Pictures should be excluded; otherwise, copy every entry exactly.

[Dataset items]
********

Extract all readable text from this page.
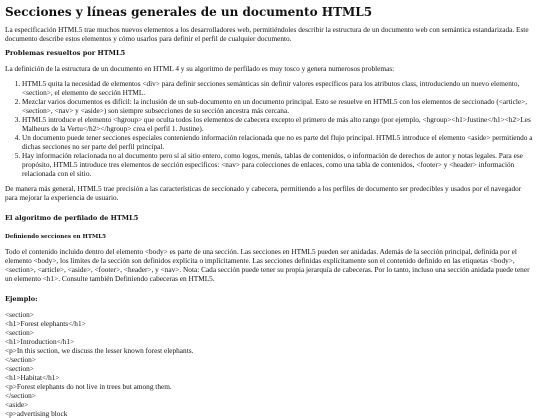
Secciones y líneas generales de un documento HTML5

La especificación HTML5 trae muchos nuevos elementos a los desarrolladores web, permitiéndoles describir la estructura de un documento web con semántica estandarizada. Este documento describe estos elementos y cómo usarlos para definir el perfil de cualquier documento.

Problemas resueltos por HTML5

La definición de la estructura de un documento en HTML 4 y su algoritmo de perfilado es muy tosco y genera numerosos problemas:

1. HTML5 quita la necesidad de elementos <div> para definir secciones semánticas sin definir valores específicos para los atributos class, introduciendo un nuevo elemento, <section>, el elemento de sección HTML.
2. Mezclar varios documentos es difícil: la inclusión de un sub-documento en un documento principal. Esto se resuelve en HTML5 con los elementos de seccionado (<article>, <section>, <nav> y <aside>) son siempre subsecciones de su sección ancestra más cercana.
3. HTML5 introduce el elemento <hgroup> que oculta todos los elementos de cabecera excepto el primero de más alto rango (por ejemplo, <hgroup><h1>Justine</h1><h2>Les Malheurs de la Vertu</h2></hgroup> crea el perfil 1. Justine).
4. Un documento puede tener secciones especiales conteniendo información relacionada que no es parte del flujo principal. HTML5 introduce el elemento <aside> permitiendo a dichas secciones no ser parte del perfil principal.
5. Hay información relacionada no al documento pero sí al sitio entero, como logos, menús, tablas de contenidos, o información de derechos de autor y notas legales. Para ese propósito, HTML5 introduce tres elementos de sección específicos: <nav> para colecciones de enlaces, como una tabla de contenidos, <footer> y <header> información relacionada con el sitio.

De manera más general, HTML5 trae precisión a las características de seccionado y cabecera, permitiendo a los perfiles de documento ser predecibles y usados por el navegador para mejorar la experiencia de usuario.

El algoritmo de perfilado de HTML5
Definiendo secciones en HTML5

Todo el contenido incluido dentro del elemento <body> es parte de una sección. Las secciones en HTML5 pueden ser anidadas. Además de la sección principal, definida por el elemento <body>, los límites de la sección son definidos explícita o implícitamente. Las secciones definidas explícitamente son el contenido definido en las etiquetas <body>, <section>, <article>, <aside>, <footer>, <header>, y <nav>. Nota: Cada sección puede tener su propia jerarquía de cabeceras. Por lo tanto, incluso una sección anidada puede tener un elemento <h1>. Consulte también Definiendo cabeceras en HTML5.

Ejemplo:
<section>
<h1>Forest elephants</h1>
<section>
<h1>Introduction</h1>
<p>In this section, we discuss the lesser known forest elephants.
</section>
<section>
<h1>Habitat</h1>
<p>Forest elephants do not live in trees but among them.
</section>
<aside>
<p>advertising block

********

Output of the task:
Extract all readable text from this page.
Secciones y líneas generales de un documento HTML5

La especificación HTML5 trae muchos nuevos elementos a los desarrolladores web, permitiéndoles describir la estructura de un documento web con semántica estandarizada. Este documento describe estos elementos y cómo usarlos para definir el perfil de cualquier documento.

Problemas resueltos por HTML5

La definición de la estructura de un documento en HTML 4 y su algoritmo de perfilado es muy tosco y genera numerosos problemas:

1. HTML5 quita la necesidad de elementos <div> para definir secciones semánticas sin definir valores específicos para los atributos class, introduciendo un nuevo elemento, <section>, el elemento de sección HTML.
2. Mezclar varios documentos es difícil: la inclusión de un sub-documento en un documento principal. Esto se resuelve en HTML5 con los elementos de seccionado (<article>, <section>, <nav> y <aside>) son siempre subsecciones de su sección ancestra más cercana.
3. HTML5 introduce el elemento <hgroup> que oculta todos los elementos de cabecera excepto el primero de más alto rango (por ejemplo, <hgroup><h1>Justine</h1><h2>Les Malheurs de la Vertu</h2></hgroup> crea el perfil 1. Justine).
4. Un documento puede tener secciones especiales conteniendo información relacionada que no es parte del flujo principal. HTML5 introduce el elemento <aside> permitiendo a dichas secciones no ser parte del perfil principal.
5. Hay información relacionada no al documento pero sí al sitio entero, como logos, menús, tablas de contenidos, o información de derechos de autor y notas legales. Para ese propósito, HTML5 introduce tres elementos de sección específicos: <nav> para colecciones de enlaces, como una tabla de contenidos, <footer> y <header> información relacionada con el sitio.

De manera más general, HTML5 trae precisión a las características de seccionado y cabecera, permitiendo a los perfiles de documento ser predecibles y usados por el navegador para mejorar la experiencia de usuario.

El algoritmo de perfilado de HTML5
Definiendo secciones en HTML5

Todo el contenido incluido dentro del elemento <body> es parte de una sección. Las secciones en HTML5 pueden ser anidadas. Además de la sección principal, definida por el elemento <body>, los límites de la sección son definidos explícita o implícitamente. Las secciones definidas explícitamente son el contenido definido en las etiquetas <body>, <section>, <article>, <aside>, <footer>, <header>, y <nav>. Nota: Cada sección puede tener su propia jerarquía de cabeceras. Por lo tanto, incluso una sección anidada puede tener un elemento <h1>. Consulte también Definiendo cabeceras en HTML5.

Ejemplo:
<section>
<h1>Forest elephants</h1>
<section>
<h1>Introduction</h1>
<p>In this section, we discuss the lesser known forest elephants.
</section>
<section>
<h1>Habitat</h1>
<p>Forest elephants do not live in trees but among them.
</section>
<aside>
<p>advertising block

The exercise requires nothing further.